Exercise: Identify and reproduce every line holding the string "this".

Figure record extracts:
** START **
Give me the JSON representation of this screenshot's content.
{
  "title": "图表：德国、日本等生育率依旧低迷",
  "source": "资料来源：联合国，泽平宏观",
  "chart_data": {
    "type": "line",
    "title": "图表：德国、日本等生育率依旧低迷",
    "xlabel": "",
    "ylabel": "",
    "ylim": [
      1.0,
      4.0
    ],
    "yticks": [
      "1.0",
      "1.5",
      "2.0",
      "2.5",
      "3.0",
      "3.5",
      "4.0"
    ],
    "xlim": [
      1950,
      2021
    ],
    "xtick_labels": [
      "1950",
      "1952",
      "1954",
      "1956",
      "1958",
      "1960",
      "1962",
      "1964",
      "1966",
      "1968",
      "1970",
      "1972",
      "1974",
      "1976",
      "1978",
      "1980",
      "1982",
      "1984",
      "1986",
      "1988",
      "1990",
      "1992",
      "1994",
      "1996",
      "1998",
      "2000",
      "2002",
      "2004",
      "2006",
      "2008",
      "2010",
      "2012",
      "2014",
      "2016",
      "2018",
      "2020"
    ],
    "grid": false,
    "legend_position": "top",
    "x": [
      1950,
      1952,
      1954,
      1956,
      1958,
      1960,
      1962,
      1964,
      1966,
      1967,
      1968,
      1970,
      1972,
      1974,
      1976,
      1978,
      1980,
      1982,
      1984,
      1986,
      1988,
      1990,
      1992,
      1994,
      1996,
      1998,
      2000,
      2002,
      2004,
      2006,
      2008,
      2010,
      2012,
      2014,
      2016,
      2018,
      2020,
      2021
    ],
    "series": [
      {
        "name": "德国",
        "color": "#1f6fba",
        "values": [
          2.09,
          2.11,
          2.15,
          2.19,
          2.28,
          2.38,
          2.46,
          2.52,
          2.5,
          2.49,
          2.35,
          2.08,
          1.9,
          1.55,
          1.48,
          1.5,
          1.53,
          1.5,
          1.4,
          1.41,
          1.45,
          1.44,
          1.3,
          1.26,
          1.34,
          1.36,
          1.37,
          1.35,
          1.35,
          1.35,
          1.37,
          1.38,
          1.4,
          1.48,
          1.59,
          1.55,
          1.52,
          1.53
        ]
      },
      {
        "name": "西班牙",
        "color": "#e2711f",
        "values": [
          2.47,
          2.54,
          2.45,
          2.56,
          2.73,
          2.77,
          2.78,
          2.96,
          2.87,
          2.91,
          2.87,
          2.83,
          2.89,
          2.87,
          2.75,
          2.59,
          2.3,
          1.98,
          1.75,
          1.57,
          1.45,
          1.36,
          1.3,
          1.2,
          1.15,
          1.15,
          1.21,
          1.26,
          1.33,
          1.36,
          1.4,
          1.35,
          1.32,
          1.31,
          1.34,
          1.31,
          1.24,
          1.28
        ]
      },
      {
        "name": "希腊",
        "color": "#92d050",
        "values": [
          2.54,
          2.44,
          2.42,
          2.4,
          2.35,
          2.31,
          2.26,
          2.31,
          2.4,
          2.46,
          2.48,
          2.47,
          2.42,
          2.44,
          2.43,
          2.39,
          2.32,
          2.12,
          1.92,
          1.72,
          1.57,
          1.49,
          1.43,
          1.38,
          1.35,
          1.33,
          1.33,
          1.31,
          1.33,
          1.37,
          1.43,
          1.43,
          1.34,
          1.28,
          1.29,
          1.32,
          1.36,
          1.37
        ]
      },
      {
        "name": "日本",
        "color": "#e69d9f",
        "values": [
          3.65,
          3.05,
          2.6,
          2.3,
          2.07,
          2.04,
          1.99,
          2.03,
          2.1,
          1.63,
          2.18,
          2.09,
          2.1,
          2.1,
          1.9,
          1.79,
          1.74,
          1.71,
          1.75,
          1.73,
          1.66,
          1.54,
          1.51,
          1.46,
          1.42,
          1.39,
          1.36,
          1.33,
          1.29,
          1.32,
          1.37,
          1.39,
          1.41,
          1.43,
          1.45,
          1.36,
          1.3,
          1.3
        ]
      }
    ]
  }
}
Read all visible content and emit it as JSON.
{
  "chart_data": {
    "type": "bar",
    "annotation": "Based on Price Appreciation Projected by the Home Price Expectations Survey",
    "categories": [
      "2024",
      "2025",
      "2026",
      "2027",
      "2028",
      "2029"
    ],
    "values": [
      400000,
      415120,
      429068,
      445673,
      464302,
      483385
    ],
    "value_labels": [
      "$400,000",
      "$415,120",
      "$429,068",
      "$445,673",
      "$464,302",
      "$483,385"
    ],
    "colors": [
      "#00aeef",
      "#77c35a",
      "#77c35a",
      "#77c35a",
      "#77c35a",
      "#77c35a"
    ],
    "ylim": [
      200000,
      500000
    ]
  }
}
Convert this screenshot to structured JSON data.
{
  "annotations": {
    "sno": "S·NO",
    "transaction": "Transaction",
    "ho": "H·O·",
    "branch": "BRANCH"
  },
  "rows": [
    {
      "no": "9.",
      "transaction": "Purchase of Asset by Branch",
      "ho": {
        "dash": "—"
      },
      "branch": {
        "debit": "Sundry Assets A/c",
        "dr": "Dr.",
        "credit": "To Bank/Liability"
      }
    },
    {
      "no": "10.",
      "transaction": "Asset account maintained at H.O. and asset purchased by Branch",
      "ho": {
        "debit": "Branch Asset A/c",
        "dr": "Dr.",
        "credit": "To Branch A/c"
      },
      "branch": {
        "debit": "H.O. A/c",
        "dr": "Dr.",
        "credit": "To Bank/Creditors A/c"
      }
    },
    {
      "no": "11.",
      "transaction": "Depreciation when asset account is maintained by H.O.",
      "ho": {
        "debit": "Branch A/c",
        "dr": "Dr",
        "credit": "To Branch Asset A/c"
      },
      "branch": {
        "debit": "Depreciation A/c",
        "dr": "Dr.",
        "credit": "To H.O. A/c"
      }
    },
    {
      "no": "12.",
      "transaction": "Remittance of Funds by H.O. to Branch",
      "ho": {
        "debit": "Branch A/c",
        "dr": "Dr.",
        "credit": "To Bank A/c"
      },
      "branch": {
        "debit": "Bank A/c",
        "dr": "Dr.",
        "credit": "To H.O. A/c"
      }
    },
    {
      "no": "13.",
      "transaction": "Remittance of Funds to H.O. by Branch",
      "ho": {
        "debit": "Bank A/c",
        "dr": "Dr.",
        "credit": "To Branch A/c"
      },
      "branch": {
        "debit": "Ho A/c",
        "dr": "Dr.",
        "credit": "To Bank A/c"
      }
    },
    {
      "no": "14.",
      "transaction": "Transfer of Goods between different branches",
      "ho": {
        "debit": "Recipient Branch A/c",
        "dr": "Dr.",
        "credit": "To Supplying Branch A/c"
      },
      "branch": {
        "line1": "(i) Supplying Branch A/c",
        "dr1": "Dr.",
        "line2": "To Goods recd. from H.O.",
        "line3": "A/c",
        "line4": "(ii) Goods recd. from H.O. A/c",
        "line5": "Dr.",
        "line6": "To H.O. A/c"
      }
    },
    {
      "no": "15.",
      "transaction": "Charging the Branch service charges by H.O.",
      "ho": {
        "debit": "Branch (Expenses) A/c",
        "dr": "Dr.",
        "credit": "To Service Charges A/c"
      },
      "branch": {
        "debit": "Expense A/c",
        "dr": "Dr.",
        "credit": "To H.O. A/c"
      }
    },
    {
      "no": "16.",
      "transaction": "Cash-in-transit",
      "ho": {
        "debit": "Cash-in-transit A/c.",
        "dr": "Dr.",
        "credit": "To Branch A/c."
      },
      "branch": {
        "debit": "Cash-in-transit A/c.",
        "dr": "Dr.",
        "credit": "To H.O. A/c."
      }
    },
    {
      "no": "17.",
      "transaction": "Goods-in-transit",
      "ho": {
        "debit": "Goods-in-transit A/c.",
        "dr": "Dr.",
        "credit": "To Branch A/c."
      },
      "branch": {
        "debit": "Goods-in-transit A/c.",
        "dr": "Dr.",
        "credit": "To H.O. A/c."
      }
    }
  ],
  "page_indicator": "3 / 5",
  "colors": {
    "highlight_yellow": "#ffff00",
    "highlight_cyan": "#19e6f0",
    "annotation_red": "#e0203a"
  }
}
** END **
Exercise response:
Give me the JSON representation of this screenshot's content.
Convert this screenshot to structured JSON data.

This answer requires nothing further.